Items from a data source
::::
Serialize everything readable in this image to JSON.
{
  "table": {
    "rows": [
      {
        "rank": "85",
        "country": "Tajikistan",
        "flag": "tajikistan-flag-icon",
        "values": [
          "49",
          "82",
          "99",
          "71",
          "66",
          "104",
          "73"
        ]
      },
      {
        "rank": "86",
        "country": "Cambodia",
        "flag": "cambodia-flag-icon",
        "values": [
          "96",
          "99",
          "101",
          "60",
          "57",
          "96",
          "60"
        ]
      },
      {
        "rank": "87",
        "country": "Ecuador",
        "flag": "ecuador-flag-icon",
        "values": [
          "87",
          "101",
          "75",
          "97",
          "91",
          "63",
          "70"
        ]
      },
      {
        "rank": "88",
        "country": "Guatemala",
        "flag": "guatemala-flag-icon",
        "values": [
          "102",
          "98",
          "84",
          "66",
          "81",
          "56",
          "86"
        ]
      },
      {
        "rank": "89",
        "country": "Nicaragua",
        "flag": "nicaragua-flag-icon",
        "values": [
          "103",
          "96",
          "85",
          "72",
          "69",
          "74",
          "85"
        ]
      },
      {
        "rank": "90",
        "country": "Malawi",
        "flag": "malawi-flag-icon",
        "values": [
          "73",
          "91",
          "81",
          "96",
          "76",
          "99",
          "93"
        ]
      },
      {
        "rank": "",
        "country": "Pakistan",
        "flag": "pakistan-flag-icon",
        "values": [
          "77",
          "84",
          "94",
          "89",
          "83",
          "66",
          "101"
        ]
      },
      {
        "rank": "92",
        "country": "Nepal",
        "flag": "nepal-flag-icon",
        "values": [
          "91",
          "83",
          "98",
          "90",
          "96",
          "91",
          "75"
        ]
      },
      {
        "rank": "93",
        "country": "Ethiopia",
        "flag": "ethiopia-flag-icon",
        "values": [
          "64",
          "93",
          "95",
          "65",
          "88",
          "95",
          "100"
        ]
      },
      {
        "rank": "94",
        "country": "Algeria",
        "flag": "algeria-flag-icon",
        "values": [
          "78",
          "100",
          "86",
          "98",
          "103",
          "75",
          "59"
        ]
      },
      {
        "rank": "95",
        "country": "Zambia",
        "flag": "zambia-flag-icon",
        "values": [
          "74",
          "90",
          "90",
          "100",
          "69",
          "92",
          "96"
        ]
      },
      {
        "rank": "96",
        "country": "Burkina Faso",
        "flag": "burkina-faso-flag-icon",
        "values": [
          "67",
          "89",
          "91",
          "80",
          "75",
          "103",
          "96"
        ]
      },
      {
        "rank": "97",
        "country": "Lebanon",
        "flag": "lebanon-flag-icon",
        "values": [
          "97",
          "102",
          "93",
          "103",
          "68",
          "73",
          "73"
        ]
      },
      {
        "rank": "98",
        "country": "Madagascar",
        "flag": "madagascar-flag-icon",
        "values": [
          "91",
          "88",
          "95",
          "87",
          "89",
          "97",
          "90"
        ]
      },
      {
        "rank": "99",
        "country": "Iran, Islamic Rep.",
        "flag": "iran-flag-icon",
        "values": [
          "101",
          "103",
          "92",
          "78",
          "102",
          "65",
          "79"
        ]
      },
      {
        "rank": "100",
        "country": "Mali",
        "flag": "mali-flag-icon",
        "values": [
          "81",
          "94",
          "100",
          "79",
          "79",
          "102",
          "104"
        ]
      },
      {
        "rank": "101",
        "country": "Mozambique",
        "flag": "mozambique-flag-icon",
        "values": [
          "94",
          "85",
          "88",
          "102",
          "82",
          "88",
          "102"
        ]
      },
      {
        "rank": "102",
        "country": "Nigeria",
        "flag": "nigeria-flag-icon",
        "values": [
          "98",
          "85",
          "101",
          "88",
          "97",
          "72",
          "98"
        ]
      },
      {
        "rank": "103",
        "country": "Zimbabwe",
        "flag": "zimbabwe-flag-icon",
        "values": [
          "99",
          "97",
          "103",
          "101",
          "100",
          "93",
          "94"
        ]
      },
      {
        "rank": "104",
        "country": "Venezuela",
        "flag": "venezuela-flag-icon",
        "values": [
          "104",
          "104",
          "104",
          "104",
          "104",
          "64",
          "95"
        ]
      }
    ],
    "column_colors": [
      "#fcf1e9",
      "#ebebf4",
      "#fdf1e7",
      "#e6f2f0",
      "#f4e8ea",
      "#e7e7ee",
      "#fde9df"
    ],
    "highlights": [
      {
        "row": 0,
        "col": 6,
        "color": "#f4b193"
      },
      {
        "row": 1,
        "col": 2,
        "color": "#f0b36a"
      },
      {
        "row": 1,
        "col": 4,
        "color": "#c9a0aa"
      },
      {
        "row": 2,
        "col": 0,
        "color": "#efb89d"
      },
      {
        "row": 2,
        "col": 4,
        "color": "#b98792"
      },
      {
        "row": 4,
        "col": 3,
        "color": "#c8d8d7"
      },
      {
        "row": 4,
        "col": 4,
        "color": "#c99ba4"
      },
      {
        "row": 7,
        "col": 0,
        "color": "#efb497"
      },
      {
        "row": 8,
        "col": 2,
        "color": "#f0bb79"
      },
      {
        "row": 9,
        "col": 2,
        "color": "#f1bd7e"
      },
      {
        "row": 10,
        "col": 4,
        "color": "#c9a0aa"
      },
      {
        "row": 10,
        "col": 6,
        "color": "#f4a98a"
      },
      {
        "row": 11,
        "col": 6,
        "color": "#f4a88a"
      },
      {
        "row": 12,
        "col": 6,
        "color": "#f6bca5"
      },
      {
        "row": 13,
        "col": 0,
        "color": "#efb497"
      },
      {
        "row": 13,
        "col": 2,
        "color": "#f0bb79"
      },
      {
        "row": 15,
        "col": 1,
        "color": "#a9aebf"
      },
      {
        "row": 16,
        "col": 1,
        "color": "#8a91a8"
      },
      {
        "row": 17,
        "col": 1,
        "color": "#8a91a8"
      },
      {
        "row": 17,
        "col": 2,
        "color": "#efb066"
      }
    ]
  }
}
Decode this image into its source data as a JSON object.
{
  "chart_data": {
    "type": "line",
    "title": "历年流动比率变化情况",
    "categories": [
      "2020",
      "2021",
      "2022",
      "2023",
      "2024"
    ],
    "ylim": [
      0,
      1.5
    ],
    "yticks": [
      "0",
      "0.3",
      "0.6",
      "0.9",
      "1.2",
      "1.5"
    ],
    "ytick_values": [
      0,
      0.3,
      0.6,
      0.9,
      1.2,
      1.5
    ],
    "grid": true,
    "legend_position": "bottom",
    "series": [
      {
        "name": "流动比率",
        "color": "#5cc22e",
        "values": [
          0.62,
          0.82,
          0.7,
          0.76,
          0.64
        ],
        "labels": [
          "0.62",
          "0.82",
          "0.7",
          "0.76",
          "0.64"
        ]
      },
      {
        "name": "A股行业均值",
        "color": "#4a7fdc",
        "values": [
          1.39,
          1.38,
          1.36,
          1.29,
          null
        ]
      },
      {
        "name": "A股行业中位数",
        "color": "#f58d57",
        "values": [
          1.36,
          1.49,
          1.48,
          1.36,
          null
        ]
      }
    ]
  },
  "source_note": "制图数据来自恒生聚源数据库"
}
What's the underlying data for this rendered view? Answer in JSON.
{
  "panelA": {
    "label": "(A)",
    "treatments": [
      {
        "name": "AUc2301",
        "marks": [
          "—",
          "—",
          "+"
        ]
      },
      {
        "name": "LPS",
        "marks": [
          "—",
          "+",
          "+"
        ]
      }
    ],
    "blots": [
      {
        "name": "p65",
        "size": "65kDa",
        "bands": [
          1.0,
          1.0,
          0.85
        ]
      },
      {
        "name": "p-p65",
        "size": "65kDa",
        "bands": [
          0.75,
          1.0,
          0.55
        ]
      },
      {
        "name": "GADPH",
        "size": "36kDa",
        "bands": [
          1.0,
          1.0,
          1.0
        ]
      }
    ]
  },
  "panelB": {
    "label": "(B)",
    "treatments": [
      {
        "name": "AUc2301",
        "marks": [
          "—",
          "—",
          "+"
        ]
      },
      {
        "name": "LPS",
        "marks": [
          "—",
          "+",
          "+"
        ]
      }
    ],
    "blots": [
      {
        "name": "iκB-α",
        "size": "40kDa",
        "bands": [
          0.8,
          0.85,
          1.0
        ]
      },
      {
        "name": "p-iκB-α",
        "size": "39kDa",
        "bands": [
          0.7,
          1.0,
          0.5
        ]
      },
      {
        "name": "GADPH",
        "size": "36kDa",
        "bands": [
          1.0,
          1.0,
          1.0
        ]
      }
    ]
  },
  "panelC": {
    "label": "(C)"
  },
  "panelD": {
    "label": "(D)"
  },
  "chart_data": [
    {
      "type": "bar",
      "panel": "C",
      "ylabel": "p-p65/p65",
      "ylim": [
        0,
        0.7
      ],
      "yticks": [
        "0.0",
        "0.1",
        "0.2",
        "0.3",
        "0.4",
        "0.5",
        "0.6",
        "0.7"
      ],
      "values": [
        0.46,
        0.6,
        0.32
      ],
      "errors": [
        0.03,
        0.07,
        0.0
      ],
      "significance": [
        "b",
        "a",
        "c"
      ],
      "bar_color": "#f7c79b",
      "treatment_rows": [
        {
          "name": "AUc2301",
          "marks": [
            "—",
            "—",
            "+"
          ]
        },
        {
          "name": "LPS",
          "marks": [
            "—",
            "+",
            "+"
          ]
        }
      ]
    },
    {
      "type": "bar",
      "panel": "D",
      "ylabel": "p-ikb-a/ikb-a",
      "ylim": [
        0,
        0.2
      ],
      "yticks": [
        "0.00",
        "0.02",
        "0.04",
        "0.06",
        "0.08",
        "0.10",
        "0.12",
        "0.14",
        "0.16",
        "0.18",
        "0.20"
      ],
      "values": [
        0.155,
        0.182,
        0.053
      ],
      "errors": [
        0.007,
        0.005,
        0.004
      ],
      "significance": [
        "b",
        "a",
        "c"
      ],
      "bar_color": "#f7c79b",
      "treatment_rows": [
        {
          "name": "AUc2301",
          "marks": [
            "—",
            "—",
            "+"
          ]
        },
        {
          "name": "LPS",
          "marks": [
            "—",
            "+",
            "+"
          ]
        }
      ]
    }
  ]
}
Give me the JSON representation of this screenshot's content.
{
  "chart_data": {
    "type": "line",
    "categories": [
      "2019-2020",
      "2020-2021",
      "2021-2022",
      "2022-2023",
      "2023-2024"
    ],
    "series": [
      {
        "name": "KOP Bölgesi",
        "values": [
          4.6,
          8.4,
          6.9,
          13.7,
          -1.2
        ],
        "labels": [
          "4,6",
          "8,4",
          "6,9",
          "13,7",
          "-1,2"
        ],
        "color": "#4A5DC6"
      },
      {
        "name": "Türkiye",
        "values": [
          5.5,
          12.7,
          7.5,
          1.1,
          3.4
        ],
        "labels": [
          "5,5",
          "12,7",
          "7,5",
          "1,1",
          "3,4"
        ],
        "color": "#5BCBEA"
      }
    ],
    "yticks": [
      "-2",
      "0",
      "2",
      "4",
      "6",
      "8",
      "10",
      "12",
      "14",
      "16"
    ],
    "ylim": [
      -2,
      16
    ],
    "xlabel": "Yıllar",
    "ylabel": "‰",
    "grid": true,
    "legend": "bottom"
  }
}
::::
**EXERCISE AIM**
Each line in the data that holds the string "image" should be found and copied.

**ANSWER IN FULL**
Serialize everything readable in this image to JSON.
Decode this image into its source data as a JSON object.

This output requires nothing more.